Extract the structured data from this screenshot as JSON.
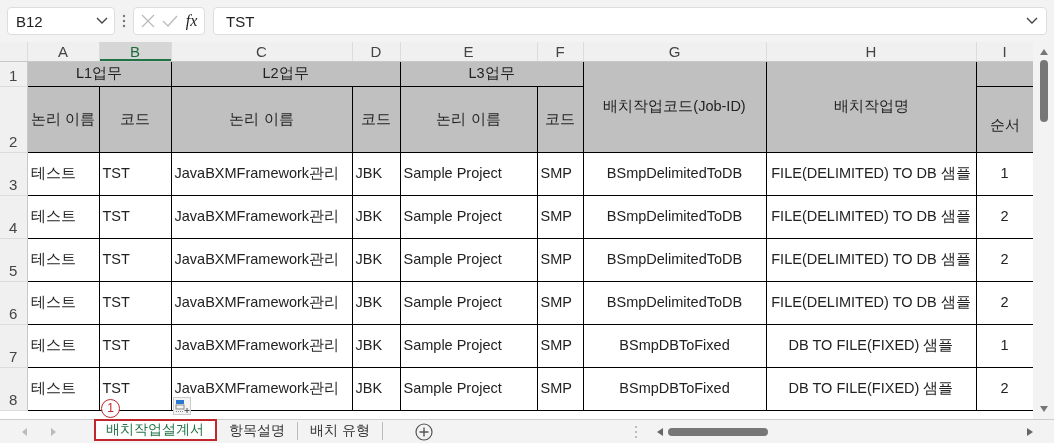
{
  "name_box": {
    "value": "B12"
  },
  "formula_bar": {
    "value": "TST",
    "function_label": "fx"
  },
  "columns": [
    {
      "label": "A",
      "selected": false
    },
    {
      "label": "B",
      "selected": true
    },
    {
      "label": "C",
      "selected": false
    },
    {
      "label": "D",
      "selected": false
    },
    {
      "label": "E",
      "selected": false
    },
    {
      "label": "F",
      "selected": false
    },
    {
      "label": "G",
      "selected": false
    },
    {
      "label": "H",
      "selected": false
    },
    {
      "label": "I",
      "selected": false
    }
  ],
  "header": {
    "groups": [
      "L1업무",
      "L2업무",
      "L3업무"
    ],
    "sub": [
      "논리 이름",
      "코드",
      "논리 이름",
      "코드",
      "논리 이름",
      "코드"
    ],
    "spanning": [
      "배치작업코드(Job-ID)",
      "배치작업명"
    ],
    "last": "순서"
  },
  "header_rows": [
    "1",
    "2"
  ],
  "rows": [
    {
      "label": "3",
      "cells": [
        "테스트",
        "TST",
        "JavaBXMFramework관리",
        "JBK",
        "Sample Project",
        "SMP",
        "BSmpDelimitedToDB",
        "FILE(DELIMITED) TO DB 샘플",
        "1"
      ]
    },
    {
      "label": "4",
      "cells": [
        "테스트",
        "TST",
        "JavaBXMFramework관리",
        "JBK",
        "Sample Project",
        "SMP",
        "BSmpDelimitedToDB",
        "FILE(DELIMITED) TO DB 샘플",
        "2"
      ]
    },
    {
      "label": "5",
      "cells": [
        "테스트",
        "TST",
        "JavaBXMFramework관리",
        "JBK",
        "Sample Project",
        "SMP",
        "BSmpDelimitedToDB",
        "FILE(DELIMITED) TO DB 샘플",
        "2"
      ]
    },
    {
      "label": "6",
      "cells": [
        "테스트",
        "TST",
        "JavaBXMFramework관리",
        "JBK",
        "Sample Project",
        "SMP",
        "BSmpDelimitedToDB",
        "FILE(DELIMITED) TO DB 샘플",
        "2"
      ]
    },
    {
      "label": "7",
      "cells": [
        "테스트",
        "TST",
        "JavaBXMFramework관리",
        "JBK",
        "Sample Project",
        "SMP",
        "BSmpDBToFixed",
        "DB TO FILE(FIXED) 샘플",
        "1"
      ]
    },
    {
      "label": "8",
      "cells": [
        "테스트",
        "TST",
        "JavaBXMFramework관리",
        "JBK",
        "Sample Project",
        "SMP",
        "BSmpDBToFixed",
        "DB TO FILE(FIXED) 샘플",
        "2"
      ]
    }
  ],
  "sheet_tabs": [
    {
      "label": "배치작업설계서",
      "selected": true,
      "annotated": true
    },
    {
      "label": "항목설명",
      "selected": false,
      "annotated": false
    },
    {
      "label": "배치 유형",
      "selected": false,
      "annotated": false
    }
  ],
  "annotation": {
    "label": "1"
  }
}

--*--

§ **TASK PROMPT**: Quote all of the entries word for word, omitting any pictures.

§ **THE COMPLETED TASK**:
Extract the structured data from this screenshot as JSON.
{
  "name_box": {
    "value": "B12"
  },
  "formula_bar": {
    "value": "TST",
    "function_label": "fx"
  },
  "columns": [
    {
      "label": "A",
      "selected": false
    },
    {
      "label": "B",
      "selected": true
    },
    {
      "label": "C",
      "selected": false
    },
    {
      "label": "D",
      "selected": false
    },
    {
      "label": "E",
      "selected": false
    },
    {
      "label": "F",
      "selected": false
    },
    {
      "label": "G",
      "selected": false
    },
    {
      "label": "H",
      "selected": false
    },
    {
      "label": "I",
      "selected": false
    }
  ],
  "header": {
    "groups": [
      "L1업무",
      "L2업무",
      "L3업무"
    ],
    "sub": [
      "논리 이름",
      "코드",
      "논리 이름",
      "코드",
      "논리 이름",
      "코드"
    ],
    "spanning": [
      "배치작업코드(Job-ID)",
      "배치작업명"
    ],
    "last": "순서"
  },
  "header_rows": [
    "1",
    "2"
  ],
  "rows": [
    {
      "label": "3",
      "cells": [
        "테스트",
        "TST",
        "JavaBXMFramework관리",
        "JBK",
        "Sample Project",
        "SMP",
        "BSmpDelimitedToDB",
        "FILE(DELIMITED) TO DB 샘플",
        "1"
      ]
    },
    {
      "label": "4",
      "cells": [
        "테스트",
        "TST",
        "JavaBXMFramework관리",
        "JBK",
        "Sample Project",
        "SMP",
        "BSmpDelimitedToDB",
        "FILE(DELIMITED) TO DB 샘플",
        "2"
      ]
    },
    {
      "label": "5",
      "cells": [
        "테스트",
        "TST",
        "JavaBXMFramework관리",
        "JBK",
        "Sample Project",
        "SMP",
        "BSmpDelimitedToDB",
        "FILE(DELIMITED) TO DB 샘플",
        "2"
      ]
    },
    {
      "label": "6",
      "cells": [
        "테스트",
        "TST",
        "JavaBXMFramework관리",
        "JBK",
        "Sample Project",
        "SMP",
        "BSmpDelimitedToDB",
        "FILE(DELIMITED) TO DB 샘플",
        "2"
      ]
    },
    {
      "label": "7",
      "cells": [
        "테스트",
        "TST",
        "JavaBXMFramework관리",
        "JBK",
        "Sample Project",
        "SMP",
        "BSmpDBToFixed",
        "DB TO FILE(FIXED) 샘플",
        "1"
      ]
    },
    {
      "label": "8",
      "cells": [
        "테스트",
        "TST",
        "JavaBXMFramework관리",
        "JBK",
        "Sample Project",
        "SMP",
        "BSmpDBToFixed",
        "DB TO FILE(FIXED) 샘플",
        "2"
      ]
    }
  ],
  "sheet_tabs": [
    {
      "label": "배치작업설계서",
      "selected": true,
      "annotated": true
    },
    {
      "label": "항목설명",
      "selected": false,
      "annotated": false
    },
    {
      "label": "배치 유형",
      "selected": false,
      "annotated": false
    }
  ],
  "annotation": {
    "label": "1"
  }
}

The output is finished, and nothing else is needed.